■ **Data**
◆ ◆ ◆ ◆

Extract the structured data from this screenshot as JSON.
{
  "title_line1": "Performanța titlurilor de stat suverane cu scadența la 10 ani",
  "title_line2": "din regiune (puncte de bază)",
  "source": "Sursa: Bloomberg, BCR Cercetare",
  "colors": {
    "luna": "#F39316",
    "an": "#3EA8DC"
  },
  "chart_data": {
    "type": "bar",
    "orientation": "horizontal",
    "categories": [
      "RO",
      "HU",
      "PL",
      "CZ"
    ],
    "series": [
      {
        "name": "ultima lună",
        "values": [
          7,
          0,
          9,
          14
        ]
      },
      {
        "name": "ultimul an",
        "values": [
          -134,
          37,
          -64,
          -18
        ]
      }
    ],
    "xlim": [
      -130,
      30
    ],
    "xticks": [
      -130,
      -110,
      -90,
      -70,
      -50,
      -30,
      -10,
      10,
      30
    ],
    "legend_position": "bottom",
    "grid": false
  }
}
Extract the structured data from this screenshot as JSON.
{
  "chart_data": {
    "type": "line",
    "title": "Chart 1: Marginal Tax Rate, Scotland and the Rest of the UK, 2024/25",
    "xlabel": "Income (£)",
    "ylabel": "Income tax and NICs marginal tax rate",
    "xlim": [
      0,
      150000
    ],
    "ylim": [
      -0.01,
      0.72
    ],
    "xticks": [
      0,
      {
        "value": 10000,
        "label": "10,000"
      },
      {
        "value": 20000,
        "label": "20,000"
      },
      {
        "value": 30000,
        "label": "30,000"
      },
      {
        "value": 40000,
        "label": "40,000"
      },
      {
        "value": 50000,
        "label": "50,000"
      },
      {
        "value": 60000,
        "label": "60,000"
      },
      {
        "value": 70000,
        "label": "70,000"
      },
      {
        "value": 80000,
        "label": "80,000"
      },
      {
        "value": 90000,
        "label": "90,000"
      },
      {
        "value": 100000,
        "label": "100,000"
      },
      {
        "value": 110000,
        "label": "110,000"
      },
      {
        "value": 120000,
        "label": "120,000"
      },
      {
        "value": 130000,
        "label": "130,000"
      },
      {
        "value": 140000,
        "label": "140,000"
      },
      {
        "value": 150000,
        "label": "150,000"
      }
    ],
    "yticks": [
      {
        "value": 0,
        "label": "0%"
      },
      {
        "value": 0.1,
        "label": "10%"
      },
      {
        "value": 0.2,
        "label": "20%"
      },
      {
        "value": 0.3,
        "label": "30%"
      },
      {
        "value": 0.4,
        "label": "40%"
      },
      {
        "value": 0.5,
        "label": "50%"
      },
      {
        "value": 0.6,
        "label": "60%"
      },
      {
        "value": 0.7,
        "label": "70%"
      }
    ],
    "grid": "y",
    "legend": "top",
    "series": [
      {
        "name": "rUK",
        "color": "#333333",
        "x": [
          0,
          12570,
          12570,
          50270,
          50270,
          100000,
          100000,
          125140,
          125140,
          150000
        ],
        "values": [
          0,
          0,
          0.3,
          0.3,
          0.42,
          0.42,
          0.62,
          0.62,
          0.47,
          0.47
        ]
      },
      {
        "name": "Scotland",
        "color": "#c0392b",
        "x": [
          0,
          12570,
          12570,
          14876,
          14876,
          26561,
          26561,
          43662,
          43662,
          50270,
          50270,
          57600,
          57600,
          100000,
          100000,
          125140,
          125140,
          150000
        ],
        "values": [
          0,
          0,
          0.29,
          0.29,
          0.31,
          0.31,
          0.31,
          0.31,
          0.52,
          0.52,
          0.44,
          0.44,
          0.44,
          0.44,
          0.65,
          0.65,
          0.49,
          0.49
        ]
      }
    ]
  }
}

◆ ◆ ◆ ◆

■ **What is expected**
The records above should be repeated in full, exactly as given.

■ **Result below**
Extract the structured data from this screenshot as JSON.
{
  "title_line1": "Performanța titlurilor de stat suverane cu scadența la 10 ani",
  "title_line2": "din regiune (puncte de bază)",
  "source": "Sursa: Bloomberg, BCR Cercetare",
  "colors": {
    "luna": "#F39316",
    "an": "#3EA8DC"
  },
  "chart_data": {
    "type": "bar",
    "orientation": "horizontal",
    "categories": [
      "RO",
      "HU",
      "PL",
      "CZ"
    ],
    "series": [
      {
        "name": "ultima lună",
        "values": [
          7,
          0,
          9,
          14
        ]
      },
      {
        "name": "ultimul an",
        "values": [
          -134,
          37,
          -64,
          -18
        ]
      }
    ],
    "xlim": [
      -130,
      30
    ],
    "xticks": [
      -130,
      -110,
      -90,
      -70,
      -50,
      -30,
      -10,
      10,
      30
    ],
    "legend_position": "bottom",
    "grid": false
  }
}
Extract the structured data from this screenshot as JSON.
{
  "chart_data": {
    "type": "line",
    "title": "Chart 1: Marginal Tax Rate, Scotland and the Rest of the UK, 2024/25",
    "xlabel": "Income (£)",
    "ylabel": "Income tax and NICs marginal tax rate",
    "xlim": [
      0,
      150000
    ],
    "ylim": [
      -0.01,
      0.72
    ],
    "xticks": [
      0,
      {
        "value": 10000,
        "label": "10,000"
      },
      {
        "value": 20000,
        "label": "20,000"
      },
      {
        "value": 30000,
        "label": "30,000"
      },
      {
        "value": 40000,
        "label": "40,000"
      },
      {
        "value": 50000,
        "label": "50,000"
      },
      {
        "value": 60000,
        "label": "60,000"
      },
      {
        "value": 70000,
        "label": "70,000"
      },
      {
        "value": 80000,
        "label": "80,000"
      },
      {
        "value": 90000,
        "label": "90,000"
      },
      {
        "value": 100000,
        "label": "100,000"
      },
      {
        "value": 110000,
        "label": "110,000"
      },
      {
        "value": 120000,
        "label": "120,000"
      },
      {
        "value": 130000,
        "label": "130,000"
      },
      {
        "value": 140000,
        "label": "140,000"
      },
      {
        "value": 150000,
        "label": "150,000"
      }
    ],
    "yticks": [
      {
        "value": 0,
        "label": "0%"
      },
      {
        "value": 0.1,
        "label": "10%"
      },
      {
        "value": 0.2,
        "label": "20%"
      },
      {
        "value": 0.3,
        "label": "30%"
      },
      {
        "value": 0.4,
        "label": "40%"
      },
      {
        "value": 0.5,
        "label": "50%"
      },
      {
        "value": 0.6,
        "label": "60%"
      },
      {
        "value": 0.7,
        "label": "70%"
      }
    ],
    "grid": "y",
    "legend": "top",
    "series": [
      {
        "name": "rUK",
        "color": "#333333",
        "x": [
          0,
          12570,
          12570,
          50270,
          50270,
          100000,
          100000,
          125140,
          125140,
          150000
        ],
        "values": [
          0,
          0,
          0.3,
          0.3,
          0.42,
          0.42,
          0.62,
          0.62,
          0.47,
          0.47
        ]
      },
      {
        "name": "Scotland",
        "color": "#c0392b",
        "x": [
          0,
          12570,
          12570,
          14876,
          14876,
          26561,
          26561,
          43662,
          43662,
          50270,
          50270,
          57600,
          57600,
          100000,
          100000,
          125140,
          125140,
          150000
        ],
        "values": [
          0,
          0,
          0.29,
          0.29,
          0.31,
          0.31,
          0.31,
          0.31,
          0.52,
          0.52,
          0.44,
          0.44,
          0.44,
          0.44,
          0.65,
          0.65,
          0.49,
          0.49
        ]
      }
    ]
  }
}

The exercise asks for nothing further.